**Problem:**
Take every line that has the string "screenshot" and copy it out.

(Dataset excerpt)
=-=-=-=-=

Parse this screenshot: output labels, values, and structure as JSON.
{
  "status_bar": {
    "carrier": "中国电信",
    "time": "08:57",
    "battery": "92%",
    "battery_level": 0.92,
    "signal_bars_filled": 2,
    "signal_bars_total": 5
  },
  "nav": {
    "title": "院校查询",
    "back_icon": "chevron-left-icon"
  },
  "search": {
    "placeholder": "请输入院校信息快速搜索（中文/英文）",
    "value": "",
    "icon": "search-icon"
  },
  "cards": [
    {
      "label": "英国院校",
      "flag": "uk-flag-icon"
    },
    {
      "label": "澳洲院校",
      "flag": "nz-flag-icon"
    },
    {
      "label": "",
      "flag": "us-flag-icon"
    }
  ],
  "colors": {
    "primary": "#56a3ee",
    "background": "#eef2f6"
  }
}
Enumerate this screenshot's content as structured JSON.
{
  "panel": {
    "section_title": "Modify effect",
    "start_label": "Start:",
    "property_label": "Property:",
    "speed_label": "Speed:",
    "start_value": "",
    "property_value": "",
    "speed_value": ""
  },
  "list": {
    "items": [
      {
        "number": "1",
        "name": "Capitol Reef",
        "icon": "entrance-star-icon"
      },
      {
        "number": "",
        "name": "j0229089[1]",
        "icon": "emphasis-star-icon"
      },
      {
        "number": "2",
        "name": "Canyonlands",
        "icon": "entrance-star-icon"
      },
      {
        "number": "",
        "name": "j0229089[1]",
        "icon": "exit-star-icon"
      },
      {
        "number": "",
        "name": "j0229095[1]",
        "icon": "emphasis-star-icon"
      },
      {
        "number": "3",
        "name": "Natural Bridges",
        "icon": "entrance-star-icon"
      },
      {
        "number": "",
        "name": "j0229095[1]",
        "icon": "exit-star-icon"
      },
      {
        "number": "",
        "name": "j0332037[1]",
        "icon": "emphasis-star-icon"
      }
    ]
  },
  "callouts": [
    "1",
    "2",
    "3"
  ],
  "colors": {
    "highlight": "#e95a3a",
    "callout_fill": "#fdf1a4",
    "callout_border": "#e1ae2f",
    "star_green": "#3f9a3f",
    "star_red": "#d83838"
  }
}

=-=-=-=-=

**Written answer:**
Parse this screenshot: output labels, values, and structure as JSON.
Enumerate this screenshot's content as structured JSON.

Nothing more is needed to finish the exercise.